** Start **

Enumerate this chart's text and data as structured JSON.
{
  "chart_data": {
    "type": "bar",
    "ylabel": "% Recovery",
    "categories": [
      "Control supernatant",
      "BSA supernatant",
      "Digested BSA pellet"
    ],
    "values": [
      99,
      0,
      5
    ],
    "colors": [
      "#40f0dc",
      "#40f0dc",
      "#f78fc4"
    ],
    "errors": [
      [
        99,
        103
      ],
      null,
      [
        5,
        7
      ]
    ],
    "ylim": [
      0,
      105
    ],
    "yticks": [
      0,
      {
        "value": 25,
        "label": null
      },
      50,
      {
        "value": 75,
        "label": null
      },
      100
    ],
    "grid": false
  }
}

** End **
** Start **

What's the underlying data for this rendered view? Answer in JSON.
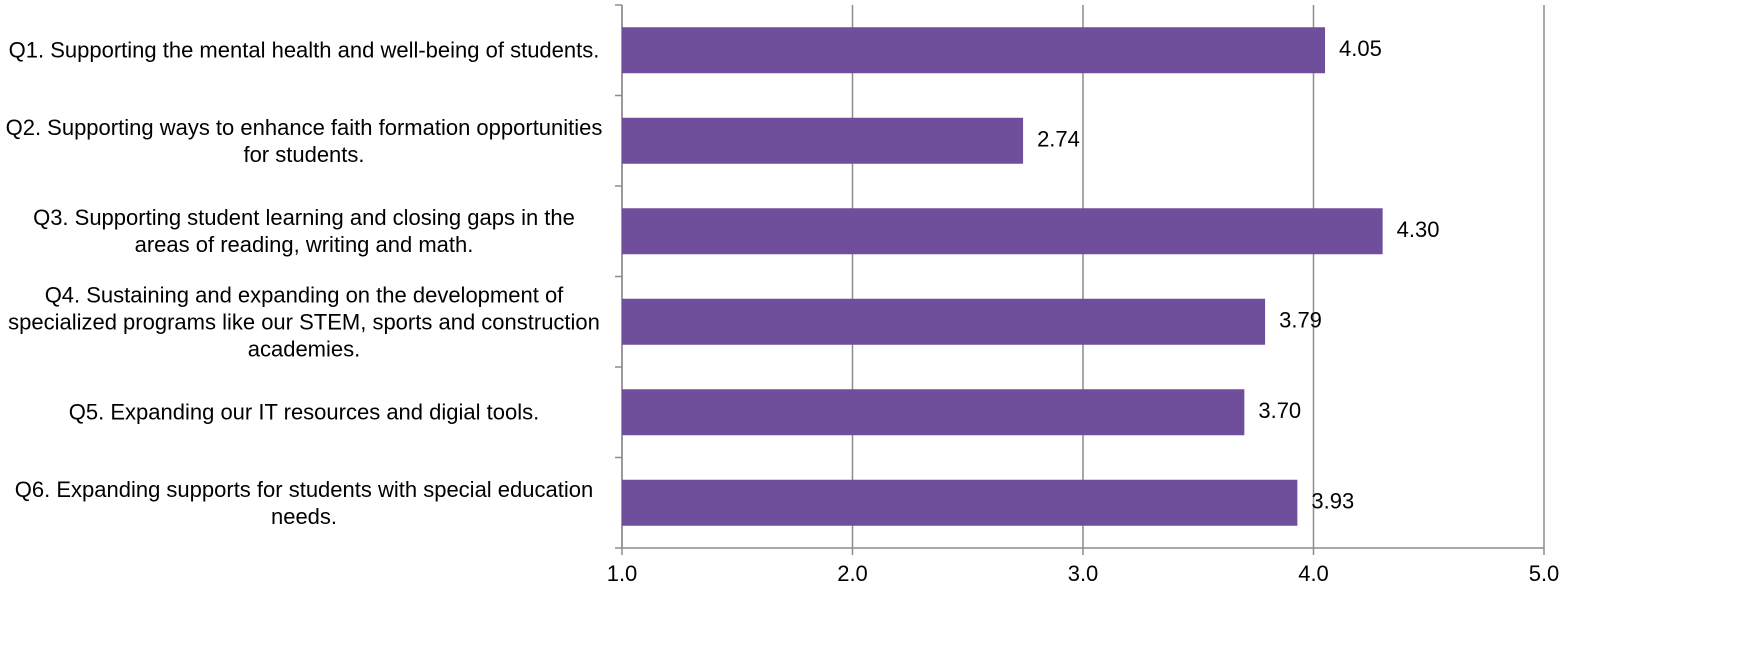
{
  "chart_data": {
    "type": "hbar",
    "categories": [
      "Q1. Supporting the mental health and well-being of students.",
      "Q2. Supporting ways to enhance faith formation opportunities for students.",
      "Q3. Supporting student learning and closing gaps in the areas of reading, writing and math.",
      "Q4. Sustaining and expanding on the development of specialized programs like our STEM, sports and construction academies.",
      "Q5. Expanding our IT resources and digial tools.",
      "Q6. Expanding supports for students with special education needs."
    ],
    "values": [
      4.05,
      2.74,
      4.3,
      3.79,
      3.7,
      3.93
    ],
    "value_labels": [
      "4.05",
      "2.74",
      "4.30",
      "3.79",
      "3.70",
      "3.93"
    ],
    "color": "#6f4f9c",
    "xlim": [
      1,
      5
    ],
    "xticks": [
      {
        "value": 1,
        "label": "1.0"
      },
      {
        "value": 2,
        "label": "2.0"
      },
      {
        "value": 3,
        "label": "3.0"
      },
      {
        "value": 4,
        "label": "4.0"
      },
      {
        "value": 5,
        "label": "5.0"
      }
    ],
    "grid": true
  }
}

** End **
** Start **

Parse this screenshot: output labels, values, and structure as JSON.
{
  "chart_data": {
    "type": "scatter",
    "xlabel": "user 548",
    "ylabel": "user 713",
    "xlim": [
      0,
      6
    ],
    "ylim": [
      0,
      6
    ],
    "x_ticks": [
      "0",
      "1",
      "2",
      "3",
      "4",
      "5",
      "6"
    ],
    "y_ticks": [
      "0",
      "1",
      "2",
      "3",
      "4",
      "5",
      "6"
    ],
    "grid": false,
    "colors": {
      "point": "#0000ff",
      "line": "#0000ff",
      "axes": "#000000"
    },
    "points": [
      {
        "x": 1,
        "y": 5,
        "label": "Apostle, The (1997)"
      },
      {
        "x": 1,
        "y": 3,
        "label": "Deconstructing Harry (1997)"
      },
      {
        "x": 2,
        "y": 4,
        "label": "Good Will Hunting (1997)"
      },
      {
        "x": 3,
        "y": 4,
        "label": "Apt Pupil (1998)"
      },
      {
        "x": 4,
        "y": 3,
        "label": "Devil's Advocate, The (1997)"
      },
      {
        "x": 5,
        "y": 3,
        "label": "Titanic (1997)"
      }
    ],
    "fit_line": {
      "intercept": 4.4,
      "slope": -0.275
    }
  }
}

** End **

• Work instructions: Within the records above, how many lines include the word "JSON"? State the number by itself.

• Solution to this exercise: 3